Instruction: Extract every line below that contains the word "name".

===

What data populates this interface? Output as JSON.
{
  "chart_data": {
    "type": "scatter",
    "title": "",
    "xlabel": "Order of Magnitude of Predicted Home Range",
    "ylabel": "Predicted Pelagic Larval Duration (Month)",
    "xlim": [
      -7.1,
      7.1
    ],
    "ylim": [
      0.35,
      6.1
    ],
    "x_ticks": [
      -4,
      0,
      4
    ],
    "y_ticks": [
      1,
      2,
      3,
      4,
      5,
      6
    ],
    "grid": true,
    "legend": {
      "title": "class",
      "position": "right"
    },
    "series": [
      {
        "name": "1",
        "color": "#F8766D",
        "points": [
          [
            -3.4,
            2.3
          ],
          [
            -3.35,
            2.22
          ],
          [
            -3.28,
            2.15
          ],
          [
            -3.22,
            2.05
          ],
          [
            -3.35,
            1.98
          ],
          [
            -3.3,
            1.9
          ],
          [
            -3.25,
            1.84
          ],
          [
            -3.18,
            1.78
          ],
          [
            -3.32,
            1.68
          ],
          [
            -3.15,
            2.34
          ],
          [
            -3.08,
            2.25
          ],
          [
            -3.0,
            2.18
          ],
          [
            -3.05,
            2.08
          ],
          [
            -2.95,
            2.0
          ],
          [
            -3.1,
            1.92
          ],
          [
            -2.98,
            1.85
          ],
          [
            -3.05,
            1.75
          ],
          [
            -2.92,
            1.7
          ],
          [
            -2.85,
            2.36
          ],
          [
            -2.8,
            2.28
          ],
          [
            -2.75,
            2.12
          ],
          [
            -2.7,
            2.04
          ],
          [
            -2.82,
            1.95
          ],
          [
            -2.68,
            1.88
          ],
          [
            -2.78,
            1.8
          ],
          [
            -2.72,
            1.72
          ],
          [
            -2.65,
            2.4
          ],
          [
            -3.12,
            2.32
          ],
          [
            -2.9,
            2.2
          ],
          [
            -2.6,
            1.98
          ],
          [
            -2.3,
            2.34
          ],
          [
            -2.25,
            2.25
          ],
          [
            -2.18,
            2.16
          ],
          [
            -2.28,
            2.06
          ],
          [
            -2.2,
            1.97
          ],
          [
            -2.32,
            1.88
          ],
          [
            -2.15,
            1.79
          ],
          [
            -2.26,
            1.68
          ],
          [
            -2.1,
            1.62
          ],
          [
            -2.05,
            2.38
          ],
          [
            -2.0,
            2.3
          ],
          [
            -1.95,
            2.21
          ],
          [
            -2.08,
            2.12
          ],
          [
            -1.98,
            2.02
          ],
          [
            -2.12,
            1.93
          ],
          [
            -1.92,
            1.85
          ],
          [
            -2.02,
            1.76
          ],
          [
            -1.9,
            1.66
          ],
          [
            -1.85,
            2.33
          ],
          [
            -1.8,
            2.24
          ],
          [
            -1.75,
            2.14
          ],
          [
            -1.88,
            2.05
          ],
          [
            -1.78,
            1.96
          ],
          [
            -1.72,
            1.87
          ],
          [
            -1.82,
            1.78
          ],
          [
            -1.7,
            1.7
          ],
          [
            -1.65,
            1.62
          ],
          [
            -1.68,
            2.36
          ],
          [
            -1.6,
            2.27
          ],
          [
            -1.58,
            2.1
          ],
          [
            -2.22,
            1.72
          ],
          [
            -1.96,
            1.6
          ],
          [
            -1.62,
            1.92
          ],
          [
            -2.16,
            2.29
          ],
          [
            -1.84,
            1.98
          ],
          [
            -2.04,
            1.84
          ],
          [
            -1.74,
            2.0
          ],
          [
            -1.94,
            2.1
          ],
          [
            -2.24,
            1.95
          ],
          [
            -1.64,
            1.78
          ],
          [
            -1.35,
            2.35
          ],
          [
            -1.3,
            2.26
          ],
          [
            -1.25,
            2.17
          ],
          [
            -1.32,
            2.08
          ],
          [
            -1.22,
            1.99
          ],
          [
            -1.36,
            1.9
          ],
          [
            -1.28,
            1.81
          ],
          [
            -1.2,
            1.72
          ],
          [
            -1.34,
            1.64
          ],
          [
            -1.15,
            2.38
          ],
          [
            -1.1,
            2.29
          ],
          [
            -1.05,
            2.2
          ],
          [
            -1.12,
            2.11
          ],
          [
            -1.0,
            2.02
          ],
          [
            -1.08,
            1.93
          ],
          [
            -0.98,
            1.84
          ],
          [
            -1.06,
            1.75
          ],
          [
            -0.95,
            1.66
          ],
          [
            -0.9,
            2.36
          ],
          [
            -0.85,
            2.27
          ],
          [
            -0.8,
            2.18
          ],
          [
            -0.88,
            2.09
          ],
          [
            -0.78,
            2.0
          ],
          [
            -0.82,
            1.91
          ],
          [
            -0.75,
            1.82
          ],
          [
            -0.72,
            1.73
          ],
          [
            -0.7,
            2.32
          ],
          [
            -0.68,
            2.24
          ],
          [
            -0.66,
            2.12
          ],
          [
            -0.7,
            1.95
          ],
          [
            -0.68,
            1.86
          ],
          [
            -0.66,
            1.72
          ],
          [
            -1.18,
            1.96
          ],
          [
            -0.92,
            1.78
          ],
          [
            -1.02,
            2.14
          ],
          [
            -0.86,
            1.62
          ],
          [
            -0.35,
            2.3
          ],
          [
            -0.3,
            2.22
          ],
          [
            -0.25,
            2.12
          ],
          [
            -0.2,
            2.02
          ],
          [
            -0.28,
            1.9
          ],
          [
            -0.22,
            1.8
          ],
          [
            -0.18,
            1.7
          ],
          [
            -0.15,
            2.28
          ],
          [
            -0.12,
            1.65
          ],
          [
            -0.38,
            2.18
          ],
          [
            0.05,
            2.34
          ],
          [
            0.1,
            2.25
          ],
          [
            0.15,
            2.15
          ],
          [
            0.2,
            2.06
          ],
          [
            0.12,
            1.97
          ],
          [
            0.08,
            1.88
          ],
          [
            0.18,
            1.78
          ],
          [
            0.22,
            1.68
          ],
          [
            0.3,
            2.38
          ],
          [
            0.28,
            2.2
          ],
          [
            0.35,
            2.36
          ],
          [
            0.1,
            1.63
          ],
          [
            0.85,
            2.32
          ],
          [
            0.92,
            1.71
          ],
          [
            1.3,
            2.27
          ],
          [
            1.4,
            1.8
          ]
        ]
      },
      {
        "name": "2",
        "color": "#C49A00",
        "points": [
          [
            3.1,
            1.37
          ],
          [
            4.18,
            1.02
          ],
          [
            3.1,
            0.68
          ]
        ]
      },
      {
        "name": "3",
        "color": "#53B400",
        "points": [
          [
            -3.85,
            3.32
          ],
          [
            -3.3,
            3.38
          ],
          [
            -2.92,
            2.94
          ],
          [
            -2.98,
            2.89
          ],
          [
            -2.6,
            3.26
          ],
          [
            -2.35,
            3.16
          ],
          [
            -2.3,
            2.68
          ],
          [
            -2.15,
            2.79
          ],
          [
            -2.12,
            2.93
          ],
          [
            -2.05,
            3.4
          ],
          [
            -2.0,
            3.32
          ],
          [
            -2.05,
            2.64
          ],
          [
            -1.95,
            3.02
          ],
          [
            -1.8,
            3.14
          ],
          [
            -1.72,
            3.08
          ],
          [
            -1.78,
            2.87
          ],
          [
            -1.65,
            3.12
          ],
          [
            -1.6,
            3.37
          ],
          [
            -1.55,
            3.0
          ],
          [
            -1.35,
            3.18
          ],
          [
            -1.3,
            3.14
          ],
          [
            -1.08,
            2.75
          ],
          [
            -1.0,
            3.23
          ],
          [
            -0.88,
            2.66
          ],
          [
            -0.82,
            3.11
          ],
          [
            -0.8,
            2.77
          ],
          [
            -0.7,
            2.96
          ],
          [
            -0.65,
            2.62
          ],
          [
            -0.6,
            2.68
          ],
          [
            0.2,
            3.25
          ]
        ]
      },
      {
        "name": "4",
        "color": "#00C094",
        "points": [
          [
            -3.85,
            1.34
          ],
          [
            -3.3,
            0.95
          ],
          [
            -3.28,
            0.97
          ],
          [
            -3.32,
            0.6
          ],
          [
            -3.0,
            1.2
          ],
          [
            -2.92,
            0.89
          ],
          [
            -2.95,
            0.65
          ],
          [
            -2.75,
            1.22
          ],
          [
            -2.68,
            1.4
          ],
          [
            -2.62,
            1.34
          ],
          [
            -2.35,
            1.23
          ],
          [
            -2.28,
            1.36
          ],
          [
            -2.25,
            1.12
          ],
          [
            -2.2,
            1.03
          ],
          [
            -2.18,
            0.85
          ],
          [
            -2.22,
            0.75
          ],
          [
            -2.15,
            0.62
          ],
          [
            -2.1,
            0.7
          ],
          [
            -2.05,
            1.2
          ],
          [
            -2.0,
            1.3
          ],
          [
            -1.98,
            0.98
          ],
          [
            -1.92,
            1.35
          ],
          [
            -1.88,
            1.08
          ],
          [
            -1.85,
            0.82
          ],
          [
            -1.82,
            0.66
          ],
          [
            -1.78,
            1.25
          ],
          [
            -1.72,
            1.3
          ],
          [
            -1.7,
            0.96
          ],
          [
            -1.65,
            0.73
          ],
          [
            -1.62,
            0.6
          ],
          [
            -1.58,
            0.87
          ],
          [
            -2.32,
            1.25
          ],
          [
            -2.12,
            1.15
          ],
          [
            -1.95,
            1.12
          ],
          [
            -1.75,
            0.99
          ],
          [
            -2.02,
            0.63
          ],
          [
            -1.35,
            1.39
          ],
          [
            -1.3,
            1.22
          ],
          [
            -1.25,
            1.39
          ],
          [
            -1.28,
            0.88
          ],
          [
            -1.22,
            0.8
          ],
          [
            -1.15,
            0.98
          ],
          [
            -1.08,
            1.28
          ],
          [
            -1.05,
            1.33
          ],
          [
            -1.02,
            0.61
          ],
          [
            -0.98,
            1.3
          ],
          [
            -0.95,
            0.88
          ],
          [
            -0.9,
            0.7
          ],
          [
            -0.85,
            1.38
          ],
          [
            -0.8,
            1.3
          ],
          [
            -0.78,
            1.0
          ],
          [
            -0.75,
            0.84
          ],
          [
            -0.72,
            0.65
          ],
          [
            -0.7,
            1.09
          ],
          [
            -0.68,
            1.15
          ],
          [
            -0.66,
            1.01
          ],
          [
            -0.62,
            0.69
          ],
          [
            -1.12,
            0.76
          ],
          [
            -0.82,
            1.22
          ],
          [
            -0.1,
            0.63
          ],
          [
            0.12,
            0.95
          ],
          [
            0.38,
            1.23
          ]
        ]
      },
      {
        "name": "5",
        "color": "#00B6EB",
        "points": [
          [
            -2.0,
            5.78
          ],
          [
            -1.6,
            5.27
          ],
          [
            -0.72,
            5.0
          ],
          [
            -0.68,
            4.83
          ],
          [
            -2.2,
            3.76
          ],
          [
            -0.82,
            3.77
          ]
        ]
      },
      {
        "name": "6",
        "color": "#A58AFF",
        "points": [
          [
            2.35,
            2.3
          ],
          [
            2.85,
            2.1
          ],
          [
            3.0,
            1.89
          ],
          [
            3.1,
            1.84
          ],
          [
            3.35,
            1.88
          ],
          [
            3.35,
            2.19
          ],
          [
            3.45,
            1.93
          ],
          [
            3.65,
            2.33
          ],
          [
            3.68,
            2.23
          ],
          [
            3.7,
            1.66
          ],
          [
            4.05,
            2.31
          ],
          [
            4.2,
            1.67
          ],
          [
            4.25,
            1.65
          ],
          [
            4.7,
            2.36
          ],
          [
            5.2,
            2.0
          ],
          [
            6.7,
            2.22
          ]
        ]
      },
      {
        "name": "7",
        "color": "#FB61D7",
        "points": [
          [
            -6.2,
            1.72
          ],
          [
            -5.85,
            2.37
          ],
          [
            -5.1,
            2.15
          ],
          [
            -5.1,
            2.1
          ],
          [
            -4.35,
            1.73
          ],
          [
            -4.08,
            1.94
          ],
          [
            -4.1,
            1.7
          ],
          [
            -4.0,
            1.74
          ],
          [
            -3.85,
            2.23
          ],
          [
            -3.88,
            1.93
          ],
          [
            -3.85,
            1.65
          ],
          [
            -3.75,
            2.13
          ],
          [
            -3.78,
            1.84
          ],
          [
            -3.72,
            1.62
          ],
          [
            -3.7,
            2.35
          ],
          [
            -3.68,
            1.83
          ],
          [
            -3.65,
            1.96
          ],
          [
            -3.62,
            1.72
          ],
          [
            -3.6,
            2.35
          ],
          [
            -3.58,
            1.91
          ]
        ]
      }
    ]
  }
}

===

Correct response:
        "name": "1",
        "name": "2",
        "name": "3",
        "name": "4",
        "name": "5",
        "name": "6",
        "name": "7",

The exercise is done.